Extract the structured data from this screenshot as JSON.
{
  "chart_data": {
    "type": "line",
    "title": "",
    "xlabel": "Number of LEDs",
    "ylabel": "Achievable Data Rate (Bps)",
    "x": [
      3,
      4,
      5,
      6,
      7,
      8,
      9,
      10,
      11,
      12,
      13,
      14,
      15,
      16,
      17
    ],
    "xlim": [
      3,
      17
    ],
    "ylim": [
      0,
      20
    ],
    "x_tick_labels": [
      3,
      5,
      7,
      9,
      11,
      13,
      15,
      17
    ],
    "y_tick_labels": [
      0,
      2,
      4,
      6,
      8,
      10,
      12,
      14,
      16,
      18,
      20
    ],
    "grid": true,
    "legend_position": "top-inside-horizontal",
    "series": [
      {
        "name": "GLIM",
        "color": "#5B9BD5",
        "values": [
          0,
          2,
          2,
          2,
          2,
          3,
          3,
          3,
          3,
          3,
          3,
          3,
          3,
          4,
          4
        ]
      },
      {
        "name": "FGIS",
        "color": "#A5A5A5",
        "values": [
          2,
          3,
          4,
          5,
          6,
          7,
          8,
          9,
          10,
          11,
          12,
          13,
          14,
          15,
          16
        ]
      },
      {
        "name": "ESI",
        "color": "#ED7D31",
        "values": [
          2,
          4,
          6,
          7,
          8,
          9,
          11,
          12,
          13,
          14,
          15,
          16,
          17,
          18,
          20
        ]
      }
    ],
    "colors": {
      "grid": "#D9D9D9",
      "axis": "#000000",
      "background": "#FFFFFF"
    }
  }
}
● ● ● ● ●
Aim :: The full set of records should be duplicated exactly.

Expected output ::
Extract the structured data from this screenshot as JSON.
{
  "chart_data": {
    "type": "line",
    "title": "",
    "xlabel": "Number of LEDs",
    "ylabel": "Achievable Data Rate (Bps)",
    "x": [
      3,
      4,
      5,
      6,
      7,
      8,
      9,
      10,
      11,
      12,
      13,
      14,
      15,
      16,
      17
    ],
    "xlim": [
      3,
      17
    ],
    "ylim": [
      0,
      20
    ],
    "x_tick_labels": [
      3,
      5,
      7,
      9,
      11,
      13,
      15,
      17
    ],
    "y_tick_labels": [
      0,
      2,
      4,
      6,
      8,
      10,
      12,
      14,
      16,
      18,
      20
    ],
    "grid": true,
    "legend_position": "top-inside-horizontal",
    "series": [
      {
        "name": "GLIM",
        "color": "#5B9BD5",
        "values": [
          0,
          2,
          2,
          2,
          2,
          3,
          3,
          3,
          3,
          3,
          3,
          3,
          3,
          4,
          4
        ]
      },
      {
        "name": "FGIS",
        "color": "#A5A5A5",
        "values": [
          2,
          3,
          4,
          5,
          6,
          7,
          8,
          9,
          10,
          11,
          12,
          13,
          14,
          15,
          16
        ]
      },
      {
        "name": "ESI",
        "color": "#ED7D31",
        "values": [
          2,
          4,
          6,
          7,
          8,
          9,
          11,
          12,
          13,
          14,
          15,
          16,
          17,
          18,
          20
        ]
      }
    ],
    "colors": {
      "grid": "#D9D9D9",
      "axis": "#000000",
      "background": "#FFFFFF"
    }
  }
}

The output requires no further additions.